▶ _Task goal_
Each record below is to be copied word for word, with pictures removed.

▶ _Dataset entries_
◇ ◇ ◇

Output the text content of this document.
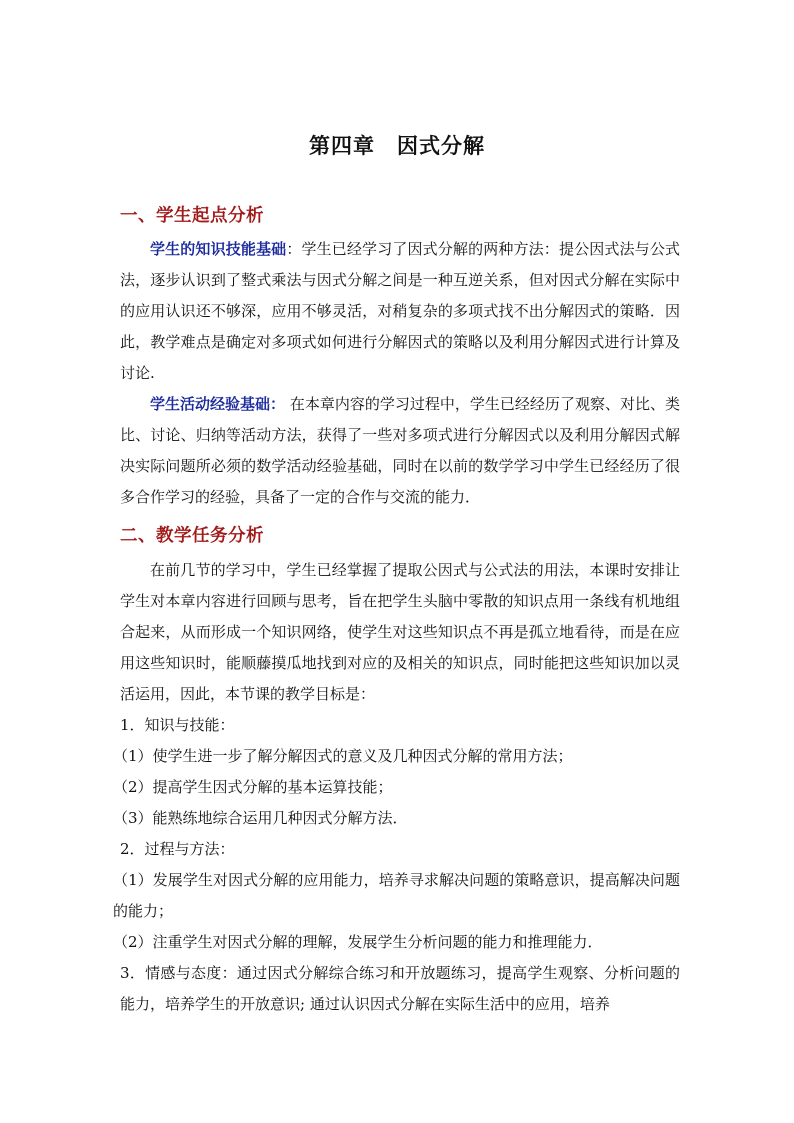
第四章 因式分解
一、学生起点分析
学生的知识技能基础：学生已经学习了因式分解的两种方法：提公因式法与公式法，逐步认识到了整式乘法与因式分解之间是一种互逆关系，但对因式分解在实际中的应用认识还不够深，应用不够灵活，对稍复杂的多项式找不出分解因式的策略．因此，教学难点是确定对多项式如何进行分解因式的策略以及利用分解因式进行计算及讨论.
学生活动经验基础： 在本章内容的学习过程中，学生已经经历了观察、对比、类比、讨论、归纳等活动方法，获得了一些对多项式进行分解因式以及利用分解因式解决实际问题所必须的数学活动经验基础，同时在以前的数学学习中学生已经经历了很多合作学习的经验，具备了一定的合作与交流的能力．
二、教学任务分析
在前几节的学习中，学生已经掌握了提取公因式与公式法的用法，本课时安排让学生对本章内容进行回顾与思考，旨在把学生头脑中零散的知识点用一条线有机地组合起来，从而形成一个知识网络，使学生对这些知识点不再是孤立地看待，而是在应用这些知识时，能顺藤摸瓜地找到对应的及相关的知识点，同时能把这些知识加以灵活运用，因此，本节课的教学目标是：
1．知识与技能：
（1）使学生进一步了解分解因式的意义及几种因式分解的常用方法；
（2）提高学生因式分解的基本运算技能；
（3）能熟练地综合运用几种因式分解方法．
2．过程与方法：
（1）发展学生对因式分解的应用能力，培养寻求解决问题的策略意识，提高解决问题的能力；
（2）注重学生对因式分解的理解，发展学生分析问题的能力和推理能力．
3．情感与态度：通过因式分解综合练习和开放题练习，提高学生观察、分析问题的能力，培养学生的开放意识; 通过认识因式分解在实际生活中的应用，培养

◇ ◇ ◇

▶ _Finished answer_
Output the text content of this document.
第四章 因式分解
一、学生起点分析
学生的知识技能基础：学生已经学习了因式分解的两种方法：提公因式法与公式法，逐步认识到了整式乘法与因式分解之间是一种互逆关系，但对因式分解在实际中的应用认识还不够深，应用不够灵活，对稍复杂的多项式找不出分解因式的策略．因此，教学难点是确定对多项式如何进行分解因式的策略以及利用分解因式进行计算及讨论.
学生活动经验基础： 在本章内容的学习过程中，学生已经经历了观察、对比、类比、讨论、归纳等活动方法，获得了一些对多项式进行分解因式以及利用分解因式解决实际问题所必须的数学活动经验基础，同时在以前的数学学习中学生已经经历了很多合作学习的经验，具备了一定的合作与交流的能力．
二、教学任务分析
在前几节的学习中，学生已经掌握了提取公因式与公式法的用法，本课时安排让学生对本章内容进行回顾与思考，旨在把学生头脑中零散的知识点用一条线有机地组合起来，从而形成一个知识网络，使学生对这些知识点不再是孤立地看待，而是在应用这些知识时，能顺藤摸瓜地找到对应的及相关的知识点，同时能把这些知识加以灵活运用，因此，本节课的教学目标是：
1．知识与技能：
（1）使学生进一步了解分解因式的意义及几种因式分解的常用方法；
（2）提高学生因式分解的基本运算技能；
（3）能熟练地综合运用几种因式分解方法．
2．过程与方法：
（1）发展学生对因式分解的应用能力，培养寻求解决问题的策略意识，提高解决问题的能力；
（2）注重学生对因式分解的理解，发展学生分析问题的能力和推理能力．
3．情感与态度：通过因式分解综合练习和开放题练习，提高学生观察、分析问题的能力，培养学生的开放意识; 通过认识因式分解在实际生活中的应用，培养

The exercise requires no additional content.